*Collected data entries*.
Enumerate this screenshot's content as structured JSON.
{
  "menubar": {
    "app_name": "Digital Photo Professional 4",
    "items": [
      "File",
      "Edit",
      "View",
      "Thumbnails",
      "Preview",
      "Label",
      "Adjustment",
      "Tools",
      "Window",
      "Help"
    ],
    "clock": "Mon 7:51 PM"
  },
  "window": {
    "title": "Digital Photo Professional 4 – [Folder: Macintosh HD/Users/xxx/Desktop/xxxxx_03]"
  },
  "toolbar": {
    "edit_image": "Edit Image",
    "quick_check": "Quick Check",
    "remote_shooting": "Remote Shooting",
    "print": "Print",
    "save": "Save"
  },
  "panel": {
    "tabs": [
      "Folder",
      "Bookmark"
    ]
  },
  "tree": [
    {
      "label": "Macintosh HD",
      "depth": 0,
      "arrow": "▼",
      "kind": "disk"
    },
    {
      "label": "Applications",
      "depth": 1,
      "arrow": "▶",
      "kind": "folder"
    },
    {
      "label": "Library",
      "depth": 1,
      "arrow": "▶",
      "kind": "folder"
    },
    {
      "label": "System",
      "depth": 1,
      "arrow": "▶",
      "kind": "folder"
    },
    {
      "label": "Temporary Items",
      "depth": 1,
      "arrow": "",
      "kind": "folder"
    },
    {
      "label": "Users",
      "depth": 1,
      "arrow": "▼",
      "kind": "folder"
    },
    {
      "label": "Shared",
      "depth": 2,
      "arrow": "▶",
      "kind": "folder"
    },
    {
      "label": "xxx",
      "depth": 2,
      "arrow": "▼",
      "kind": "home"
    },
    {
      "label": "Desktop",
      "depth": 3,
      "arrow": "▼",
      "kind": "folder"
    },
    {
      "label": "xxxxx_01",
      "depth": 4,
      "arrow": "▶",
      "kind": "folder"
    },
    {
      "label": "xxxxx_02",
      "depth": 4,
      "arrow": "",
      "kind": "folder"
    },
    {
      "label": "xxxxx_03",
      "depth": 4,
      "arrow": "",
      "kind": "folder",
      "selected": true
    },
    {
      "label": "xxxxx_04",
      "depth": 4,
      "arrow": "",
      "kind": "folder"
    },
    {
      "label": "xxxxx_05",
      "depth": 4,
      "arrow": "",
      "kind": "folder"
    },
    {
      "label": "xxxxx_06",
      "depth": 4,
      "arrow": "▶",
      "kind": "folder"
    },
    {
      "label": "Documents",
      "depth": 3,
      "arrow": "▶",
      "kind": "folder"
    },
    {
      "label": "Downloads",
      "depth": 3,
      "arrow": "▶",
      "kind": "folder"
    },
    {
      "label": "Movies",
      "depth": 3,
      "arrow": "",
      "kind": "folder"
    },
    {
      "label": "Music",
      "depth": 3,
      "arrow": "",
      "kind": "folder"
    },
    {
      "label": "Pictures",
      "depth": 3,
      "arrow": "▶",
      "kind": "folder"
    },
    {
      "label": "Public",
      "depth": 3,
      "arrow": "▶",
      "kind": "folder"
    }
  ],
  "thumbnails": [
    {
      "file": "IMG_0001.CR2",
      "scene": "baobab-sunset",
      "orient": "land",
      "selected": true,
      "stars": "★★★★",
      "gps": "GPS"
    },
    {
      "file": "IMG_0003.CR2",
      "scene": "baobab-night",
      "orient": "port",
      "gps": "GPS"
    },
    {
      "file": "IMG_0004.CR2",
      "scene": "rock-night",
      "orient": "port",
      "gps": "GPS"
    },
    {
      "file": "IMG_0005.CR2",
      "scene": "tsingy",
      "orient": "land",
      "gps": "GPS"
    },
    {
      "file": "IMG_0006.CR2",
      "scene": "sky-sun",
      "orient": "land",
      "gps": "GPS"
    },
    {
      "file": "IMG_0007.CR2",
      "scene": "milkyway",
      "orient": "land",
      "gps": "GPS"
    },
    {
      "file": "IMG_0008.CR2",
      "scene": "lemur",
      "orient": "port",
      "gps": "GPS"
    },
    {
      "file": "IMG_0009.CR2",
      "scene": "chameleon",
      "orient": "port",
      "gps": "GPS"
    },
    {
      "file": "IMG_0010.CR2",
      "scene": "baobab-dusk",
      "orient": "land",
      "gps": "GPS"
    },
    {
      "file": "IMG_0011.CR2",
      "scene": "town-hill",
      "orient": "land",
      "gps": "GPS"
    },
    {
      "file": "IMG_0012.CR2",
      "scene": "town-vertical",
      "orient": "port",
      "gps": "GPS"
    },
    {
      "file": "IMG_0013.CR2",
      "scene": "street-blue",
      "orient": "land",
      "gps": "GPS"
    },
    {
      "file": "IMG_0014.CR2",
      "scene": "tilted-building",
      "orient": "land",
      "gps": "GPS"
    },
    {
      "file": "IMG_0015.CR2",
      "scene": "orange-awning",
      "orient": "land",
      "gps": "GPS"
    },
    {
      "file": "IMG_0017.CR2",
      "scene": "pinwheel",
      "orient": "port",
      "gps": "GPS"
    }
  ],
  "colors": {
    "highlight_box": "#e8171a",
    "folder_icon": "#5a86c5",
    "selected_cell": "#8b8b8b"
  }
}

*REQUEST*. Give the listing above again, word for word.

*SOLUTION TO THIS TASK*.
Enumerate this screenshot's content as structured JSON.
{
  "menubar": {
    "app_name": "Digital Photo Professional 4",
    "items": [
      "File",
      "Edit",
      "View",
      "Thumbnails",
      "Preview",
      "Label",
      "Adjustment",
      "Tools",
      "Window",
      "Help"
    ],
    "clock": "Mon 7:51 PM"
  },
  "window": {
    "title": "Digital Photo Professional 4 – [Folder: Macintosh HD/Users/xxx/Desktop/xxxxx_03]"
  },
  "toolbar": {
    "edit_image": "Edit Image",
    "quick_check": "Quick Check",
    "remote_shooting": "Remote Shooting",
    "print": "Print",
    "save": "Save"
  },
  "panel": {
    "tabs": [
      "Folder",
      "Bookmark"
    ]
  },
  "tree": [
    {
      "label": "Macintosh HD",
      "depth": 0,
      "arrow": "▼",
      "kind": "disk"
    },
    {
      "label": "Applications",
      "depth": 1,
      "arrow": "▶",
      "kind": "folder"
    },
    {
      "label": "Library",
      "depth": 1,
      "arrow": "▶",
      "kind": "folder"
    },
    {
      "label": "System",
      "depth": 1,
      "arrow": "▶",
      "kind": "folder"
    },
    {
      "label": "Temporary Items",
      "depth": 1,
      "arrow": "",
      "kind": "folder"
    },
    {
      "label": "Users",
      "depth": 1,
      "arrow": "▼",
      "kind": "folder"
    },
    {
      "label": "Shared",
      "depth": 2,
      "arrow": "▶",
      "kind": "folder"
    },
    {
      "label": "xxx",
      "depth": 2,
      "arrow": "▼",
      "kind": "home"
    },
    {
      "label": "Desktop",
      "depth": 3,
      "arrow": "▼",
      "kind": "folder"
    },
    {
      "label": "xxxxx_01",
      "depth": 4,
      "arrow": "▶",
      "kind": "folder"
    },
    {
      "label": "xxxxx_02",
      "depth": 4,
      "arrow": "",
      "kind": "folder"
    },
    {
      "label": "xxxxx_03",
      "depth": 4,
      "arrow": "",
      "kind": "folder",
      "selected": true
    },
    {
      "label": "xxxxx_04",
      "depth": 4,
      "arrow": "",
      "kind": "folder"
    },
    {
      "label": "xxxxx_05",
      "depth": 4,
      "arrow": "",
      "kind": "folder"
    },
    {
      "label": "xxxxx_06",
      "depth": 4,
      "arrow": "▶",
      "kind": "folder"
    },
    {
      "label": "Documents",
      "depth": 3,
      "arrow": "▶",
      "kind": "folder"
    },
    {
      "label": "Downloads",
      "depth": 3,
      "arrow": "▶",
      "kind": "folder"
    },
    {
      "label": "Movies",
      "depth": 3,
      "arrow": "",
      "kind": "folder"
    },
    {
      "label": "Music",
      "depth": 3,
      "arrow": "",
      "kind": "folder"
    },
    {
      "label": "Pictures",
      "depth": 3,
      "arrow": "▶",
      "kind": "folder"
    },
    {
      "label": "Public",
      "depth": 3,
      "arrow": "▶",
      "kind": "folder"
    }
  ],
  "thumbnails": [
    {
      "file": "IMG_0001.CR2",
      "scene": "baobab-sunset",
      "orient": "land",
      "selected": true,
      "stars": "★★★★",
      "gps": "GPS"
    },
    {
      "file": "IMG_0003.CR2",
      "scene": "baobab-night",
      "orient": "port",
      "gps": "GPS"
    },
    {
      "file": "IMG_0004.CR2",
      "scene": "rock-night",
      "orient": "port",
      "gps": "GPS"
    },
    {
      "file": "IMG_0005.CR2",
      "scene": "tsingy",
      "orient": "land",
      "gps": "GPS"
    },
    {
      "file": "IMG_0006.CR2",
      "scene": "sky-sun",
      "orient": "land",
      "gps": "GPS"
    },
    {
      "file": "IMG_0007.CR2",
      "scene": "milkyway",
      "orient": "land",
      "gps": "GPS"
    },
    {
      "file": "IMG_0008.CR2",
      "scene": "lemur",
      "orient": "port",
      "gps": "GPS"
    },
    {
      "file": "IMG_0009.CR2",
      "scene": "chameleon",
      "orient": "port",
      "gps": "GPS"
    },
    {
      "file": "IMG_0010.CR2",
      "scene": "baobab-dusk",
      "orient": "land",
      "gps": "GPS"
    },
    {
      "file": "IMG_0011.CR2",
      "scene": "town-hill",
      "orient": "land",
      "gps": "GPS"
    },
    {
      "file": "IMG_0012.CR2",
      "scene": "town-vertical",
      "orient": "port",
      "gps": "GPS"
    },
    {
      "file": "IMG_0013.CR2",
      "scene": "street-blue",
      "orient": "land",
      "gps": "GPS"
    },
    {
      "file": "IMG_0014.CR2",
      "scene": "tilted-building",
      "orient": "land",
      "gps": "GPS"
    },
    {
      "file": "IMG_0015.CR2",
      "scene": "orange-awning",
      "orient": "land",
      "gps": "GPS"
    },
    {
      "file": "IMG_0017.CR2",
      "scene": "pinwheel",
      "orient": "port",
      "gps": "GPS"
    }
  ],
  "colors": {
    "highlight_box": "#e8171a",
    "folder_icon": "#5a86c5",
    "selected_cell": "#8b8b8b"
  }
}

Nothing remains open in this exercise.